(Stored records)
------------------------
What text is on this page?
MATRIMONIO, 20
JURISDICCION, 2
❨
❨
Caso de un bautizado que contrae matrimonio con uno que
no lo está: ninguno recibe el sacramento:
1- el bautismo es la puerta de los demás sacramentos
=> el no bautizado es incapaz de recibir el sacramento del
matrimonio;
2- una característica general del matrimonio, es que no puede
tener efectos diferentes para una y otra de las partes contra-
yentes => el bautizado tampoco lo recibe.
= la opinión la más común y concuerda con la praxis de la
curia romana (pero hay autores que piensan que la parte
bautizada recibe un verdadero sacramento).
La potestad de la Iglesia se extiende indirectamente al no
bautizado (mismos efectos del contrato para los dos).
------------------------
What do the records say? Quote them all exactly.

## Reply to the exercise
What text is on this page?
MATRIMONIO, 20
JURISDICCION, 2
❨
❨
Caso de un bautizado que contrae matrimonio con uno que
no lo está: ninguno recibe el sacramento:
1- el bautismo es la puerta de los demás sacramentos
=> el no bautizado es incapaz de recibir el sacramento del
matrimonio;
2- una característica general del matrimonio, es que no puede
tener efectos diferentes para una y otra de las partes contra-
yentes => el bautizado tampoco lo recibe.
= la opinión la más común y concuerda con la praxis de la
curia romana (pero hay autores que piensan que la parte
bautizada recibe un verdadero sacramento).
La potestad de la Iglesia se extiende indirectamente al no
bautizado (mismos efectos del contrato para los dos).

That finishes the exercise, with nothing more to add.